● **AIM OF THE EXERCISE**
Among the records below, find each line that includes the string "учетом" and copy it.

● **DATA FOR THIS TASK**

------------------------

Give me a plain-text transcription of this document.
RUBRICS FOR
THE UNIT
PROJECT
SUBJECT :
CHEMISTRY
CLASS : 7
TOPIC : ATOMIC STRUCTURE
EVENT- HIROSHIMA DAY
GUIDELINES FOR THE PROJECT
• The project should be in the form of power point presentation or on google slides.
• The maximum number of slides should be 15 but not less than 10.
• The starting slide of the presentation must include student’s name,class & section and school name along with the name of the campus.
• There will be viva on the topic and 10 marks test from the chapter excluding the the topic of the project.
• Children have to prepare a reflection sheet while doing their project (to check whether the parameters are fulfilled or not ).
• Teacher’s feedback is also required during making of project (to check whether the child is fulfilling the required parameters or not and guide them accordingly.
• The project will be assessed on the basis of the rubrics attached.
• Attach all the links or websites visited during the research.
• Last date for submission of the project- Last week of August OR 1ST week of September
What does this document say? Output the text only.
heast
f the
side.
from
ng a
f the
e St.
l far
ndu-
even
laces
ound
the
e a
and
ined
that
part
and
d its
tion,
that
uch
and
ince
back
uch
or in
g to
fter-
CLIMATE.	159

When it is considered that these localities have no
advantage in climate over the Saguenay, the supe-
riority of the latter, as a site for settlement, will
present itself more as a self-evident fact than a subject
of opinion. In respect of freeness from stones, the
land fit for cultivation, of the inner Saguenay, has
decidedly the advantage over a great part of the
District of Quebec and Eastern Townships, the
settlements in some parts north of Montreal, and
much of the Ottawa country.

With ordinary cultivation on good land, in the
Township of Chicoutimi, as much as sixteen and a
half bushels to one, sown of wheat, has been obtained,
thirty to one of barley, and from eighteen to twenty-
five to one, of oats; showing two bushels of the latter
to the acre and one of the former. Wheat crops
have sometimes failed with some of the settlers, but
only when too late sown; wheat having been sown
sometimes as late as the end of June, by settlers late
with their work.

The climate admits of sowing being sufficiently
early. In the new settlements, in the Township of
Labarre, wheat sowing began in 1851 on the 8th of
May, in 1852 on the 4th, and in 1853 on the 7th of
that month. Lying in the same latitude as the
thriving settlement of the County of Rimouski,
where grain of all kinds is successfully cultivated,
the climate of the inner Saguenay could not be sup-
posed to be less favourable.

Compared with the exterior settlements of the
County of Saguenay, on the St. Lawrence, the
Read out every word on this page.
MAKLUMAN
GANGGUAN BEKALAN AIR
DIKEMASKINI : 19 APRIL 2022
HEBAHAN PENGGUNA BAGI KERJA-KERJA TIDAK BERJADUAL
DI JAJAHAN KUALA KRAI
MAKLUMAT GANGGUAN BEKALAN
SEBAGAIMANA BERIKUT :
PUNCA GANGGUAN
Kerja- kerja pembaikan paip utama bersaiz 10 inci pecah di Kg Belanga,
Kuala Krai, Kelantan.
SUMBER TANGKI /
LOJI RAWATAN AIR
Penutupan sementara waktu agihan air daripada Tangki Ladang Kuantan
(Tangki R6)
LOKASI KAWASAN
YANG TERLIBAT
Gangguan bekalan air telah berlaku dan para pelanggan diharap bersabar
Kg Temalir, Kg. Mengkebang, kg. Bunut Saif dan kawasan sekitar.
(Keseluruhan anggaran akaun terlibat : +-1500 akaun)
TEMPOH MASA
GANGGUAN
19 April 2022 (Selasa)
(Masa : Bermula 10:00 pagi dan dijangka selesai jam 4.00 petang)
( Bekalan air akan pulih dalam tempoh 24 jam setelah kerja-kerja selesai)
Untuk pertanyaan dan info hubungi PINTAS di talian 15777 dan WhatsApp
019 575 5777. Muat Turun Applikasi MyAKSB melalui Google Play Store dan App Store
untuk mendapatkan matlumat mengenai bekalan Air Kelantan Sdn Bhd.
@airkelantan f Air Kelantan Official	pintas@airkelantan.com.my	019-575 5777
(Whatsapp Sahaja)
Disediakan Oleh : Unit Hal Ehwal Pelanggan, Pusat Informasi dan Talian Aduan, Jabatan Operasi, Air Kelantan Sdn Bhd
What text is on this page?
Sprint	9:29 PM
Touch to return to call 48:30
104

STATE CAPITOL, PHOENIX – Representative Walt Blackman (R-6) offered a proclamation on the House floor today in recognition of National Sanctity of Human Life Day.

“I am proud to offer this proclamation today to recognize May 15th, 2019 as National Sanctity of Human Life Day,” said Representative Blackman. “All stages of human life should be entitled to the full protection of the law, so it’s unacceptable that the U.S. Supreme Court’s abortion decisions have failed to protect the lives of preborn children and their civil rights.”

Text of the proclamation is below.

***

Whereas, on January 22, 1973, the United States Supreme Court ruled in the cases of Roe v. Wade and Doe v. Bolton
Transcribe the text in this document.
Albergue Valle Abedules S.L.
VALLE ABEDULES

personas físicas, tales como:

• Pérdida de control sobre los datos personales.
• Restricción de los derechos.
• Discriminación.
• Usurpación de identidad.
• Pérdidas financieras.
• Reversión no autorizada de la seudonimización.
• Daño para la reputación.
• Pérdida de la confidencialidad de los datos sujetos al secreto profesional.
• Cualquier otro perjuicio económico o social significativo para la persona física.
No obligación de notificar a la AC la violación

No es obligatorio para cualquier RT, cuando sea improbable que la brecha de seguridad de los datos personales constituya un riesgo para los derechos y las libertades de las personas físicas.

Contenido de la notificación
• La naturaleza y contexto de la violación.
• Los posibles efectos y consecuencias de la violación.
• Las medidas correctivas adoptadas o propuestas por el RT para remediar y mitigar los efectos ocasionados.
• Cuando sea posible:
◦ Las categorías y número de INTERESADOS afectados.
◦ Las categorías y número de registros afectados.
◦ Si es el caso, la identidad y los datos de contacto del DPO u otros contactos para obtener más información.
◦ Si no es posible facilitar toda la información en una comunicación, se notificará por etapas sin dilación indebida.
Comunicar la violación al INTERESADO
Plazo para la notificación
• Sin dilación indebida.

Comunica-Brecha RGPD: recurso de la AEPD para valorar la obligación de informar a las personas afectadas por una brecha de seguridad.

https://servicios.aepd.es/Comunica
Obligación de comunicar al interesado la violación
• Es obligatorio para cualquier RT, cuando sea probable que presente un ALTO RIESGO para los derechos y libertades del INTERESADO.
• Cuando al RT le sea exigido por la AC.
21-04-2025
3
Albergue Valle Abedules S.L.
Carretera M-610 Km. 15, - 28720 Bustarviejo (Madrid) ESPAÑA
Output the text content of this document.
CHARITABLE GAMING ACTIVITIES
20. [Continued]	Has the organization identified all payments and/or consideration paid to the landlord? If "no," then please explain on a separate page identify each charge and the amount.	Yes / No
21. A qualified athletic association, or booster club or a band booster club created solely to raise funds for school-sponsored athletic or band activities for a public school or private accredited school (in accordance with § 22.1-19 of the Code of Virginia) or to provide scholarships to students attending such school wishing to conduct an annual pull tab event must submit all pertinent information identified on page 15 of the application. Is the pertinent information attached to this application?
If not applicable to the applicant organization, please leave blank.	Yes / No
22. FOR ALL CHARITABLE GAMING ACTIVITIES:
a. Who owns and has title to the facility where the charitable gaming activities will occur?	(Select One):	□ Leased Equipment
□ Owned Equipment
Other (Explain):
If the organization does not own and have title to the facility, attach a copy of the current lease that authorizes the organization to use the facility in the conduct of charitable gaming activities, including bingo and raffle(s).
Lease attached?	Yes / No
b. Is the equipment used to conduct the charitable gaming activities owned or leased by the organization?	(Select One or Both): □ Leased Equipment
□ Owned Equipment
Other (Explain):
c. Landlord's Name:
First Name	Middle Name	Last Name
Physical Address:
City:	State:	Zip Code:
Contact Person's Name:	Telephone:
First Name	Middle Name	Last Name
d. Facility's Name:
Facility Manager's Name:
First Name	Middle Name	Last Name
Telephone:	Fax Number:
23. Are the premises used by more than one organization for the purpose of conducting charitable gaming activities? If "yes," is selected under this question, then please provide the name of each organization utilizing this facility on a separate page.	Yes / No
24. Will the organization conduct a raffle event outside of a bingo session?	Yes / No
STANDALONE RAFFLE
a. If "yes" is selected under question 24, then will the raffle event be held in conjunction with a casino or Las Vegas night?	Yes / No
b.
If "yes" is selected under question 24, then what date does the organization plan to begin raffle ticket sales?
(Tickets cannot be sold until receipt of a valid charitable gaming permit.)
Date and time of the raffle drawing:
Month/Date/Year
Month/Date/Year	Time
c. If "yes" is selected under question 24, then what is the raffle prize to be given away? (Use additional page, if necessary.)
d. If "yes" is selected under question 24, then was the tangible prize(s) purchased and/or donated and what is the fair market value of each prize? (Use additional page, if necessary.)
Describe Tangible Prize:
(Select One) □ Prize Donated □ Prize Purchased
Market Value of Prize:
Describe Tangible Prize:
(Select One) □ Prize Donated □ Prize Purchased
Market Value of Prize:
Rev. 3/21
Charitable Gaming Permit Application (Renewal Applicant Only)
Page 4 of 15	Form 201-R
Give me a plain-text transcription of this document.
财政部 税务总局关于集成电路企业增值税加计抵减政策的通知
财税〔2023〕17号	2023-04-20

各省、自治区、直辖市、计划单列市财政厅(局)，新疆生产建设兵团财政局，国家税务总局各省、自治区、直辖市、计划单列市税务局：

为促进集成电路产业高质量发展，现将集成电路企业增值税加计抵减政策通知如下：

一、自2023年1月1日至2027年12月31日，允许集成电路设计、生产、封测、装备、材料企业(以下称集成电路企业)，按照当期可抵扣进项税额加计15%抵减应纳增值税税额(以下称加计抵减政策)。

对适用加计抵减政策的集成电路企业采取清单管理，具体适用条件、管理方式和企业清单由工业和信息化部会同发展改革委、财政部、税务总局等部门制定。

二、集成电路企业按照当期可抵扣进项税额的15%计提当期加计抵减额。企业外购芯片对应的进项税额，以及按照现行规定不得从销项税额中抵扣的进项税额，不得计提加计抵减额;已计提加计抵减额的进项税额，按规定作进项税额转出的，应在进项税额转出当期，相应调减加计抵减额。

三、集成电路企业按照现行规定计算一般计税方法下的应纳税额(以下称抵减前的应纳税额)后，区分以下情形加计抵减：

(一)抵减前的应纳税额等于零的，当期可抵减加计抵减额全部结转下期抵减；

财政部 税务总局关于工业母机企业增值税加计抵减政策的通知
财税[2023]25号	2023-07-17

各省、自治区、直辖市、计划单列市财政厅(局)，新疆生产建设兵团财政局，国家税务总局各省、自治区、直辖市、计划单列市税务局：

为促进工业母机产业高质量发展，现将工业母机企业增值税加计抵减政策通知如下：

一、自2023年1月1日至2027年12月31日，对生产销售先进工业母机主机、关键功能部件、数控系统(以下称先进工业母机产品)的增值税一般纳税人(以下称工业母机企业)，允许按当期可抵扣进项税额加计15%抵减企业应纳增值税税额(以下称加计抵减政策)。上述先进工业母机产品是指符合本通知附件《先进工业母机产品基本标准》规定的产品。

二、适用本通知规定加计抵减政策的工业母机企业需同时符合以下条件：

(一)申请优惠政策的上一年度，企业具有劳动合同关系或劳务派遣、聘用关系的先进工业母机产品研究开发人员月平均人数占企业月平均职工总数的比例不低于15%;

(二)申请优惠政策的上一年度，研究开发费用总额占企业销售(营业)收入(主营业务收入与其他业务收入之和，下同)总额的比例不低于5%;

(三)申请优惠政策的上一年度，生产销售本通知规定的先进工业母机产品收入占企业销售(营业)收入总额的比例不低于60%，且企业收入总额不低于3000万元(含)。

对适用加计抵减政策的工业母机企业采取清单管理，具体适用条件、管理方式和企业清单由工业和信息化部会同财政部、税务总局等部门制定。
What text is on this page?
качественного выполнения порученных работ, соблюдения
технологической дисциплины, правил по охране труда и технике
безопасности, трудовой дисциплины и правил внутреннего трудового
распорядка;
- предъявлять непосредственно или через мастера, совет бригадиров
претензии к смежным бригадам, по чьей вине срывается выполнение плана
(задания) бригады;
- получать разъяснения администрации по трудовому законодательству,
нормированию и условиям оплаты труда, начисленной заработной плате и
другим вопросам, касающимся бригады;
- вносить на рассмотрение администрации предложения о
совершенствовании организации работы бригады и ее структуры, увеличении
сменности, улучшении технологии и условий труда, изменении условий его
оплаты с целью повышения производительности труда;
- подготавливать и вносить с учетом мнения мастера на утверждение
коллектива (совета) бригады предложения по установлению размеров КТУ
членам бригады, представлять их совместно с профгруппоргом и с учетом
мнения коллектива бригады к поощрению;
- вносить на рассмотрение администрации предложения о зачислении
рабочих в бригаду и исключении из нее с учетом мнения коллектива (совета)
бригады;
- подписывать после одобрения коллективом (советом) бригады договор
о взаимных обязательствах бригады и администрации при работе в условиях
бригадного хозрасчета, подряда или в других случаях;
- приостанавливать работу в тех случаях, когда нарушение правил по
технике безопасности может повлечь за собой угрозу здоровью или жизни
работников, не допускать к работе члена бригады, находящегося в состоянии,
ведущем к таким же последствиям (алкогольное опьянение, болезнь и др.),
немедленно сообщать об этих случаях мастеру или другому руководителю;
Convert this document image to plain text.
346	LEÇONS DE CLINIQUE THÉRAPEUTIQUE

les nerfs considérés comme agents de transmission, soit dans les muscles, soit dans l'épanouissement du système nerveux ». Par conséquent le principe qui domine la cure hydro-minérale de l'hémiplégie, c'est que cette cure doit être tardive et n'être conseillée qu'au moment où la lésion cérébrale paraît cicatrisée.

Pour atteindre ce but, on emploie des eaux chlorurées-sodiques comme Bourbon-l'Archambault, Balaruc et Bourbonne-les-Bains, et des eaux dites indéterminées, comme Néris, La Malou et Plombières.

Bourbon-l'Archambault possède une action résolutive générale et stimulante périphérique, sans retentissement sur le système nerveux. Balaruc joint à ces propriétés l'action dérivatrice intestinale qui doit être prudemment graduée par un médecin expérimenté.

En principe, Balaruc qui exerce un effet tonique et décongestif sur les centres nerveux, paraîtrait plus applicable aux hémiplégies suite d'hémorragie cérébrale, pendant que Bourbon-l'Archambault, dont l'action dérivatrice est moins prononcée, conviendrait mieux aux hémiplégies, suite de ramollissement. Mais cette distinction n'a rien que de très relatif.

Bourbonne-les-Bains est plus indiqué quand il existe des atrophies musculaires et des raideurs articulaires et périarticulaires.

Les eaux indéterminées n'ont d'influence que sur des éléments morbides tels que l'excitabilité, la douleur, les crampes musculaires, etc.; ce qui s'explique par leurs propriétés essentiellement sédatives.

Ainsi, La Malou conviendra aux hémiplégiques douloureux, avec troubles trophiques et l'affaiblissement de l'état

------------------------

● **RESULT BELOW**
- подготавливать и вносить с учетом мнения мастера на утверждение
членам бригады, представлять их совместно с профгруппоргом и с учетом
рабочих в бригаду и исключении из нее с учетом мнения коллектива (совета)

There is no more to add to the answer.